(Excerpt Opens)

By: Lauren Loricchio

 

The IRS was able to get advance child tax credit (CTC) payments out relatively quickly, but millions of the payments were sent to taxpayers who shouldn’t have gotten them, and millions more didn’t get to others who qualified, according to a new audit.

 

In a report released September 27, the Treasury Inspector General for Tax Administration reviewed 178.9 million advance CTC payments sent from July through November 2021 in accordance with the American Rescue Plan Act of 2021. The watchdog found that 98 percent of the payments were made to taxpayers who were eligible for them, but 2 percent — or 3.3 million payments, totaling over $1.1 billion — were sent to 1.5 million taxpayers who weren’t eligible.

 

The agency also failed to send 8.3 million payments, worth about $3.7 billion, to eligible taxpayers, according to the report.

 

ARPA expanded the credit as part of a COVID-19 pandemic aid package by boosting the amount to $3,000 per child under 18 and to $3,600 for children under 6, and by making it fully refundable for 2021. The law required the IRS to set up a program for issuing the payments, using 2020 tax return information or 2019 return information for taxpayers who hadn’t filed their 2020 returns yet. It also required the IRS to set up an online portal.

 

While performing the audit, TIGTA noticed that some eligible taxpayers weren’t getting their advance payments and notified the IRS on August 9, 2021.

 

The IRS fixed programming errors that had prevented some taxpayers from getting the relief, according to the report. In cases for which it wasn’t able to fix the payments, the IRS said taxpayers would get the relief when they complete the CTC reconciliation, or Schedule 8812, as part of their 2021 tax returns, according to the report.

 

Garrett Watson of the Tax Foundation told Tax Notes that the erroneous payments, while a small portion of overall CTC payments in 2021, show how the tricky aspects of the CTC expansion for that year can lead to mistakes for both policymakers and taxpayers.

(Excerpt Closes)
(Source information Opens)

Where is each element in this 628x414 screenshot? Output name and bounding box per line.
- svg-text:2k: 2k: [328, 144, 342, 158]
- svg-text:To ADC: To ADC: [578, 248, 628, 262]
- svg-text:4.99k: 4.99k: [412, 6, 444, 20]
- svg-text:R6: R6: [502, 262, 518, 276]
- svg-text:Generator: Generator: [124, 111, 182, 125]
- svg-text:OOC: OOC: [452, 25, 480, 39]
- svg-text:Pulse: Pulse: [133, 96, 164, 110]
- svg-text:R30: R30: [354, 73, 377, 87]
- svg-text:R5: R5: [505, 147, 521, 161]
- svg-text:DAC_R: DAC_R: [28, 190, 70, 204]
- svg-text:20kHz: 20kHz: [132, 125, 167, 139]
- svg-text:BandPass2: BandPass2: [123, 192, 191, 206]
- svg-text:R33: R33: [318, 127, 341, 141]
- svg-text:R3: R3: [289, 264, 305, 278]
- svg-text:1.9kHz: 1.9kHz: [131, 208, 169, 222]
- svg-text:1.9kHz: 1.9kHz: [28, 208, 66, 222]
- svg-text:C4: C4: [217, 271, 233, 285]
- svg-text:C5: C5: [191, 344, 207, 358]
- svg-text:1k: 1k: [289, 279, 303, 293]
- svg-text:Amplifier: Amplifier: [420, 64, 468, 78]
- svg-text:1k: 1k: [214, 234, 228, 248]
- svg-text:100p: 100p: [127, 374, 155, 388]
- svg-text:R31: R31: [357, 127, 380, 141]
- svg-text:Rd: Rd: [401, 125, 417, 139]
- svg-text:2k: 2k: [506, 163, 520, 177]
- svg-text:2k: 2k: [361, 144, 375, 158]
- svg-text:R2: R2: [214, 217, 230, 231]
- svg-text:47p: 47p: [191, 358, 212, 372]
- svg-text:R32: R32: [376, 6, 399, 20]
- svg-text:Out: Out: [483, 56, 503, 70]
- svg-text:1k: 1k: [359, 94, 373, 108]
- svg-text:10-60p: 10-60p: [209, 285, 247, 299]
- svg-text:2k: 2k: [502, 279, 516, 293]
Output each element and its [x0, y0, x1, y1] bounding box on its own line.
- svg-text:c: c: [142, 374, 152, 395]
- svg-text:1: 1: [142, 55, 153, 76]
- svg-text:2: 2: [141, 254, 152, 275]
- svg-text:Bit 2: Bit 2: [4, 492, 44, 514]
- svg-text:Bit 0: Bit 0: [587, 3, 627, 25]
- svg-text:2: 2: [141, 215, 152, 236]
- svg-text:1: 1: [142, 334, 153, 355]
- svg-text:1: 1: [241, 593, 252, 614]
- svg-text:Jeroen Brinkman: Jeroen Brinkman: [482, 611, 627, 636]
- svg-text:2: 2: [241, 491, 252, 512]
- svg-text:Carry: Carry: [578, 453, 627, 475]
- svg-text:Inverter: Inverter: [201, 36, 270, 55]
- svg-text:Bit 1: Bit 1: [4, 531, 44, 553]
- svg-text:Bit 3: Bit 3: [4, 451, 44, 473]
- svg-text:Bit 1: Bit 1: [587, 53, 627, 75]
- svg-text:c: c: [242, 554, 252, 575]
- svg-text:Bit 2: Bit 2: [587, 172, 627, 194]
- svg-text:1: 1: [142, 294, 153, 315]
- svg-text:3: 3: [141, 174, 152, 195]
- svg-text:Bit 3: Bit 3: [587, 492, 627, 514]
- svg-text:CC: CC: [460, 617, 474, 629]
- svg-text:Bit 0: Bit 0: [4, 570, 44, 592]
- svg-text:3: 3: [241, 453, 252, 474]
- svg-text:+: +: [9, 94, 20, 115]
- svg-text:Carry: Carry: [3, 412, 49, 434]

(Source information Closes)

- Activity 1: According to the CTC audit article, how many advance CTC payments did the Treasury Inspector General for Tax Administration review?
- Activity 2: From the CTC audit article, return the passage that opens with the words containing "While performing the" and closes with "policymakers and taxpayers.", reproduced word for word.

- Exercise response 1: 178.9 million payments, sent from July through November 2021.

- Exercise response 2:
While performing the audit, TIGTA noticed that some eligible taxpayers weren’t getting their advance payments and notified the IRS on August 9, 2021.

 

The IRS fixed programming errors that had prevented some taxpayers from getting the relief, according to the report. In cases for which it wasn’t able to fix the payments, the IRS said taxpayers would get the relief when they complete the CTC reconciliation, or Schedule 8812, as part of their 2021 tax returns, according to the report.

 

Garrett Watson of the Tax Foundation told Tax Notes that the erroneous payments, while a small portion of overall CTC payments in 2021, show how the tricky aspects of the CTC expansion for that year can lead to mistakes for both policymakers and taxpayers.